### Material provided

++++++

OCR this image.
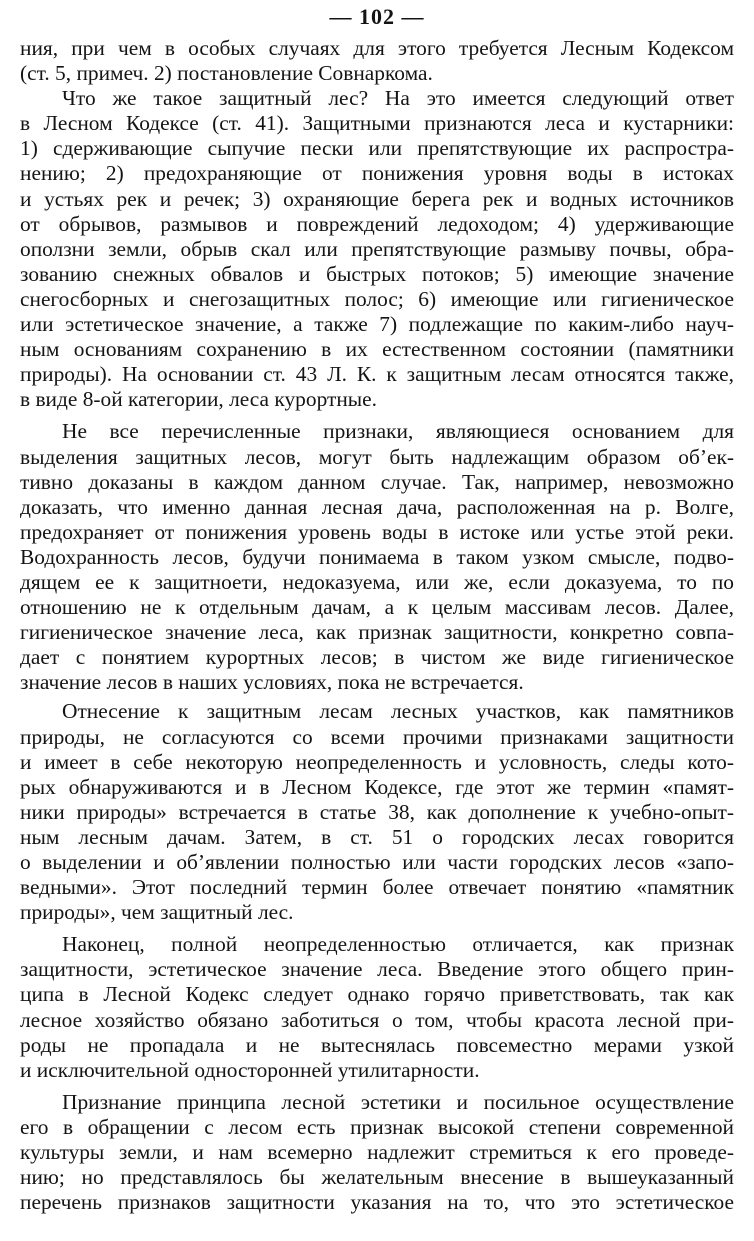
— 102 —
ния, при чем в особых случаях для этого требуется Лесным Кодексом
(ст. 5, примеч. 2) постановление Совнаркома.
Что же такое защитный лес? На это имеется следующий ответ
в Лесном Кодексе (ст. 41). Защитными признаются леса и кустарники:
1) сдерживающие сыпучие пески или препятствующие их распростра-
нению; 2) предохраняющие от понижения уровня воды в истоках
и устьях рек и речек; 3) охраняющие берега рек и водных источников
от обрывов, размывов и повреждений ледоходом; 4) удерживающие
оползни земли, обрыв скал или препятствующие размыву почвы, обра-
зованию снежных обвалов и быстрых потоков; 5) имеющие значение
снегосборных и снегозащитных полос; 6) имеющие или гигиеническое
или эстетическое значение, а также 7) подлежащие по каким-либо науч-
ным основаниям сохранению в их естественном состоянии (памятники
природы). На основании ст. 43 Л. К. к защитным лесам относятся также,
в виде 8-ой категории, леса курортные.
Не все перечисленные признаки, являющиеся основанием для
выделения защитных лесов, могут быть надлежащим образом об’ек-
тивно доказаны в каждом данном случае. Так, например, невозможно
доказать, что именно данная лесная дача, расположенная на р. Волге,
предохраняет от понижения уровень воды в истоке или устье этой реки.
Водохранность лесов, будучи понимаема в таком узком смысле, подво-
дящем ее к защитноети, недоказуема, или же, если доказуема, то по
отношению не к отдельным дачам, а к целым массивам лесов. Далее,
гигиеническое значение леса, как признак защитности, конкретно совпа-
дает с понятием курортных лесов; в чистом же виде гигиеническое
значение лесов в наших условиях, пока не встречается.
Отнесение к защитным лесам лесных участков, как памятников
природы, не согласуются со всеми прочими признаками защитности
и имеет в себе некоторую неопределенность и условность, следы кото-
рых обнаруживаются и в Лесном Кодексе, где этот же термин «памят-
ники природы» встречается в статье 38, как дополнение к учебно-опыт-
ным лесным дачам. Затем, в ст. 51 о городских лесах говорится
о выделении и об’явлении полностью или части городских лесов «запо-
ведными». Этот последний термин более отвечает понятию «памятник
природы», чем защитный лес.
Наконец, полной неопределенностью отличается, как признак
защитности, эстетическое значение леса. Введение этого общего прин-
ципа в Лесной Кодекс следует однако горячо приветствовать, так как
лесное хозяйство обязано заботиться о том, чтобы красота лесной при-
роды не пропадала и не вытеснялась повсеместно мерами узкой
и исключительной односторонней утилитарности.
Признание принципа лесной эстетики и посильное осуществление
его в обращении с лесом есть признак высокой степени современной
культуры земли, и нам всемерно надлежит стремиться к его проведе-
нию; но представлялось бы желательным внесение в вышеуказанный
перечень признаков защитности указания на то, что это эстетическое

++++++

### Short problem
Pull out all lines from the entries above that include the word "препятствующие".

### Solution to this task
1) сдерживающие сыпучие пески или препятствующие их распростра-
оползни земли, обрыв скал или препятствующие размыву почвы, обра-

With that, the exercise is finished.